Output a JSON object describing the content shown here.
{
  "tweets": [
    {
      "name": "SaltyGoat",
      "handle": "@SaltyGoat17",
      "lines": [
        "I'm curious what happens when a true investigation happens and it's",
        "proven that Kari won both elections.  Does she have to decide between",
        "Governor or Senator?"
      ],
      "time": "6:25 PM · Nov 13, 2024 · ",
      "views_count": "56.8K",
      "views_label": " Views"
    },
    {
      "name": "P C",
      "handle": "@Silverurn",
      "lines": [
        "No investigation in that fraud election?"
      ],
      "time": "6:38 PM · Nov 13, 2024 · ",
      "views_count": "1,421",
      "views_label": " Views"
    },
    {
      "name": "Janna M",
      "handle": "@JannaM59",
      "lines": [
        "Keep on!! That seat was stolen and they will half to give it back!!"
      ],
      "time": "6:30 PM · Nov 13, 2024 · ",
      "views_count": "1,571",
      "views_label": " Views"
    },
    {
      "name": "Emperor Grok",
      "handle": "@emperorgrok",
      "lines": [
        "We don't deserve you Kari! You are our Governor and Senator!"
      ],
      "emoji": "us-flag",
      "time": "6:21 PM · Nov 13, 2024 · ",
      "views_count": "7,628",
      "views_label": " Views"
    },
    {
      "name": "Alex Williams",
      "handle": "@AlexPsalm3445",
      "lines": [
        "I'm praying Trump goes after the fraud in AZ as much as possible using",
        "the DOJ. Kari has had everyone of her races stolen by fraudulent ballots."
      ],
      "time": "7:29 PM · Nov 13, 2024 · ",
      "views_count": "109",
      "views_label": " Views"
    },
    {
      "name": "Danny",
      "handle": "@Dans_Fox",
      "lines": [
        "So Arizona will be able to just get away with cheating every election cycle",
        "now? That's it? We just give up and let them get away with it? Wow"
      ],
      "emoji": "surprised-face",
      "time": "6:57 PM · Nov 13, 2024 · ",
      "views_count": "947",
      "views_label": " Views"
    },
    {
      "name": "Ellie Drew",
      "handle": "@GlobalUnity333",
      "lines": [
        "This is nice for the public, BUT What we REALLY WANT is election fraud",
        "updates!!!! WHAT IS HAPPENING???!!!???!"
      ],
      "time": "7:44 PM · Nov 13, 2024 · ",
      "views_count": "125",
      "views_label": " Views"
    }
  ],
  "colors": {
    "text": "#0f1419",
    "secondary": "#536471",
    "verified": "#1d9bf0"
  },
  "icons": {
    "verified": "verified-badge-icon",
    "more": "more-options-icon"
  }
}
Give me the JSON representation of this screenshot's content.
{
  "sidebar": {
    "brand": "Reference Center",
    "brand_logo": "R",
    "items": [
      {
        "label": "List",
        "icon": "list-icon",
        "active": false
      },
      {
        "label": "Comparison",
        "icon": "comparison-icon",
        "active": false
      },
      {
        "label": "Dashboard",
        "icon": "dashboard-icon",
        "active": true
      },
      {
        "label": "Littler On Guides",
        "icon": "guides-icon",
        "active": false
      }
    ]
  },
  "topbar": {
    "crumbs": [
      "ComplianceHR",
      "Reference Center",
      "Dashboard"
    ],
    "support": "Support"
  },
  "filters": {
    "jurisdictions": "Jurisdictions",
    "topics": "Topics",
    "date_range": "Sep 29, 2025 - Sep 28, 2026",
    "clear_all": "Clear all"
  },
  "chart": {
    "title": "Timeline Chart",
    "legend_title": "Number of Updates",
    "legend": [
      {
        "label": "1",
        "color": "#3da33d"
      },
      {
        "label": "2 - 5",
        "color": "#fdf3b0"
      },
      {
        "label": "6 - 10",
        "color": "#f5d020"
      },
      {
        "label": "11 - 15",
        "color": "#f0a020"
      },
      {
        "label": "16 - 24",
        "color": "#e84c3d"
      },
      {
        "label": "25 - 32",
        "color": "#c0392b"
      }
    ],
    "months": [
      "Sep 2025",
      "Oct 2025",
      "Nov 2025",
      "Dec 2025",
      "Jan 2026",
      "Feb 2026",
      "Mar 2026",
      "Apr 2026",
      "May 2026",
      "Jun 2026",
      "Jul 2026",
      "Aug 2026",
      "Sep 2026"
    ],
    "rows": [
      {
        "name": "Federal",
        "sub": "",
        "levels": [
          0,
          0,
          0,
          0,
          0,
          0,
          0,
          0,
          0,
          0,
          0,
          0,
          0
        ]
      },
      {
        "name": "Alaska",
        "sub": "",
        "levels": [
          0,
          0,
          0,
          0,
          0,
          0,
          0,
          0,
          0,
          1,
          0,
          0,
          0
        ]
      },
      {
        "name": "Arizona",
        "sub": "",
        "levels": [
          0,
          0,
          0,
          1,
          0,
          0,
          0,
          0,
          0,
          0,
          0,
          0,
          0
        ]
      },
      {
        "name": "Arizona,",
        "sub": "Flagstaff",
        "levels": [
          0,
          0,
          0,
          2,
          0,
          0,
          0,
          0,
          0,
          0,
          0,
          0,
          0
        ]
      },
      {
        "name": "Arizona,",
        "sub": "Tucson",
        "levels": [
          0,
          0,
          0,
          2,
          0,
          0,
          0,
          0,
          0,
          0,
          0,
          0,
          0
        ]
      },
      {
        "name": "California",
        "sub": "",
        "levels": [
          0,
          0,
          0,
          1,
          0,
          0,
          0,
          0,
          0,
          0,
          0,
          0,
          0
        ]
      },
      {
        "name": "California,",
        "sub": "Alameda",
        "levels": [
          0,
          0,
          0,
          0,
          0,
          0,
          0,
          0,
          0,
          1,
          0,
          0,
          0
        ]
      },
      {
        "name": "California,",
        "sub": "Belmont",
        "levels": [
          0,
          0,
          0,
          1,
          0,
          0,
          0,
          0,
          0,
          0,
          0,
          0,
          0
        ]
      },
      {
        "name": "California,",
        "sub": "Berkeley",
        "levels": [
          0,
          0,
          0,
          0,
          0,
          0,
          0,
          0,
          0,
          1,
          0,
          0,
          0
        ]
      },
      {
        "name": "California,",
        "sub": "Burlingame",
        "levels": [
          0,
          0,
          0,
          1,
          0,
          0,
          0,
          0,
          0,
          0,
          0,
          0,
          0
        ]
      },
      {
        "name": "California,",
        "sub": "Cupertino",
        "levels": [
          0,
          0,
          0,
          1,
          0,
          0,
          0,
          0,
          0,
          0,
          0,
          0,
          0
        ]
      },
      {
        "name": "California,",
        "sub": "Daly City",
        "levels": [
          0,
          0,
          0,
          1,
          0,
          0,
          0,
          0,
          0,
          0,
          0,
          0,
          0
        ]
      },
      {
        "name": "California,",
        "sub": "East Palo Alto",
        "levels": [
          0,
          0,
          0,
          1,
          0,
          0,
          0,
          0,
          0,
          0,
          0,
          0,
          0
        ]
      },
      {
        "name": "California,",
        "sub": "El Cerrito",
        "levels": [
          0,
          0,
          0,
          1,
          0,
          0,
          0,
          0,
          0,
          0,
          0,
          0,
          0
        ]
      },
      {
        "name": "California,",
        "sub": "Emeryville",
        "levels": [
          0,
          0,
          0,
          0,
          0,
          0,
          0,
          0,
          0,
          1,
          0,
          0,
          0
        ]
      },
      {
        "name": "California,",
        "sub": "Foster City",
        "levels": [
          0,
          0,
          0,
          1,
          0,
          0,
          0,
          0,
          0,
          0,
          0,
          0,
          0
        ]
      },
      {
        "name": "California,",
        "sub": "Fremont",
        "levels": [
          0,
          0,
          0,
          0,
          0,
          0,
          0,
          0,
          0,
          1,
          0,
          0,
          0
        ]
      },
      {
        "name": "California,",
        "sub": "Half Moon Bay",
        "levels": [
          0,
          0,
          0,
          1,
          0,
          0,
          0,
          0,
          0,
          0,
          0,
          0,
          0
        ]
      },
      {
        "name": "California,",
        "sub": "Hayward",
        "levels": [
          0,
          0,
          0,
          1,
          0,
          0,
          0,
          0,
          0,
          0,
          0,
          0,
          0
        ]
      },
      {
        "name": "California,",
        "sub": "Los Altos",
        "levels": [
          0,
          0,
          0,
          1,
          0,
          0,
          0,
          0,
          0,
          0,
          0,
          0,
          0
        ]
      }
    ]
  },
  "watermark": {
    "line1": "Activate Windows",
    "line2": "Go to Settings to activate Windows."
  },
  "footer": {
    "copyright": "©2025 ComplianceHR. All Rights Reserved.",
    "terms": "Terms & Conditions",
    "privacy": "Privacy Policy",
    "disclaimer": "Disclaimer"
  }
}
-=-=-
Copy out every line that includes the word "Arizona".

— THE RESULT —
        "So Arizona will be able to just get away with cheating every election cycle",
        "name": "Arizona",
        "name": "Arizona,",
        "name": "Arizona,",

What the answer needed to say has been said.